### Exercise input

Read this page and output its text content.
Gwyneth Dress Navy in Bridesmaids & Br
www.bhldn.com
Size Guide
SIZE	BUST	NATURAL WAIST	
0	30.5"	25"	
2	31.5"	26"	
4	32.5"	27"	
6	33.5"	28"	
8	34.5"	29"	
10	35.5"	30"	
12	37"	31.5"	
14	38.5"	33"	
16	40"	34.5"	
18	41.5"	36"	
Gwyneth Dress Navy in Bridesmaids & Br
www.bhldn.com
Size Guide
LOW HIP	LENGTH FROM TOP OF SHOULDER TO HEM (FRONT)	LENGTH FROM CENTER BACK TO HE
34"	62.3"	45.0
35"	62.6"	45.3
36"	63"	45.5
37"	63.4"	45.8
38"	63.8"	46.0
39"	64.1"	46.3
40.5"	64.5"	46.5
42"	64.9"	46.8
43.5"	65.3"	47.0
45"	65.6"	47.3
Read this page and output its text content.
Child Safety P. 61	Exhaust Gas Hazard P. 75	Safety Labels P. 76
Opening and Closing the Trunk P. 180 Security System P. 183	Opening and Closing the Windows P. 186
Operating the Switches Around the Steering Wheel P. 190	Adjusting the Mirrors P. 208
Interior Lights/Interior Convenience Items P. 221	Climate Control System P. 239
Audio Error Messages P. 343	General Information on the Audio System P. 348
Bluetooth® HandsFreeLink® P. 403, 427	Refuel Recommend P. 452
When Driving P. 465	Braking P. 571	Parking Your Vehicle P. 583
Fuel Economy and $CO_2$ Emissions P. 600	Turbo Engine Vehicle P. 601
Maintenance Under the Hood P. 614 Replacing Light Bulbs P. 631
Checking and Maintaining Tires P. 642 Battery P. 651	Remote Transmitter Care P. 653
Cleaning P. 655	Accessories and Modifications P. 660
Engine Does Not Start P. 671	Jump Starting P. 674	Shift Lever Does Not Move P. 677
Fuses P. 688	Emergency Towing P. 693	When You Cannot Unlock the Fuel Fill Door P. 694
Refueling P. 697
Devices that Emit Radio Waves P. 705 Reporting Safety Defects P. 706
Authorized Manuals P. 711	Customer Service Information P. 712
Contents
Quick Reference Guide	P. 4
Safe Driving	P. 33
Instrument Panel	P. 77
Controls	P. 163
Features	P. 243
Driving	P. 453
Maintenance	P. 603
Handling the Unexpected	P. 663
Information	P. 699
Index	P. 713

######

Objective – Return all the data exactly as given.

Written solution –
Read this page and output its text content.
Gwyneth Dress Navy in Bridesmaids & Br
www.bhldn.com
Size Guide
SIZE	BUST	NATURAL WAIST	
0	30.5"	25"	
2	31.5"	26"	
4	32.5"	27"	
6	33.5"	28"	
8	34.5"	29"	
10	35.5"	30"	
12	37"	31.5"	
14	38.5"	33"	
16	40"	34.5"	
18	41.5"	36"	
Gwyneth Dress Navy in Bridesmaids & Br
www.bhldn.com
Size Guide
LOW HIP	LENGTH FROM TOP OF SHOULDER TO HEM (FRONT)	LENGTH FROM CENTER BACK TO HE
34"	62.3"	45.0
35"	62.6"	45.3
36"	63"	45.5
37"	63.4"	45.8
38"	63.8"	46.0
39"	64.1"	46.3
40.5"	64.5"	46.5
42"	64.9"	46.8
43.5"	65.3"	47.0
45"	65.6"	47.3
Read this page and output its text content.
Child Safety P. 61	Exhaust Gas Hazard P. 75	Safety Labels P. 76
Opening and Closing the Trunk P. 180 Security System P. 183	Opening and Closing the Windows P. 186
Operating the Switches Around the Steering Wheel P. 190	Adjusting the Mirrors P. 208
Interior Lights/Interior Convenience Items P. 221	Climate Control System P. 239
Audio Error Messages P. 343	General Information on the Audio System P. 348
Bluetooth® HandsFreeLink® P. 403, 427	Refuel Recommend P. 452
When Driving P. 465	Braking P. 571	Parking Your Vehicle P. 583
Fuel Economy and $CO_2$ Emissions P. 600	Turbo Engine Vehicle P. 601
Maintenance Under the Hood P. 614 Replacing Light Bulbs P. 631
Checking and Maintaining Tires P. 642 Battery P. 651	Remote Transmitter Care P. 653
Cleaning P. 655	Accessories and Modifications P. 660
Engine Does Not Start P. 671	Jump Starting P. 674	Shift Lever Does Not Move P. 677
Fuses P. 688	Emergency Towing P. 693	When You Cannot Unlock the Fuel Fill Door P. 694
Refueling P. 697
Devices that Emit Radio Waves P. 705 Reporting Safety Defects P. 706
Authorized Manuals P. 711	Customer Service Information P. 712
Contents
Quick Reference Guide	P. 4
Safe Driving	P. 33
Instrument Panel	P. 77
Controls	P. 163
Features	P. 243
Driving	P. 453
Maintenance	P. 603
Handling the Unexpected	P. 663
Information	P. 699
Index	P. 713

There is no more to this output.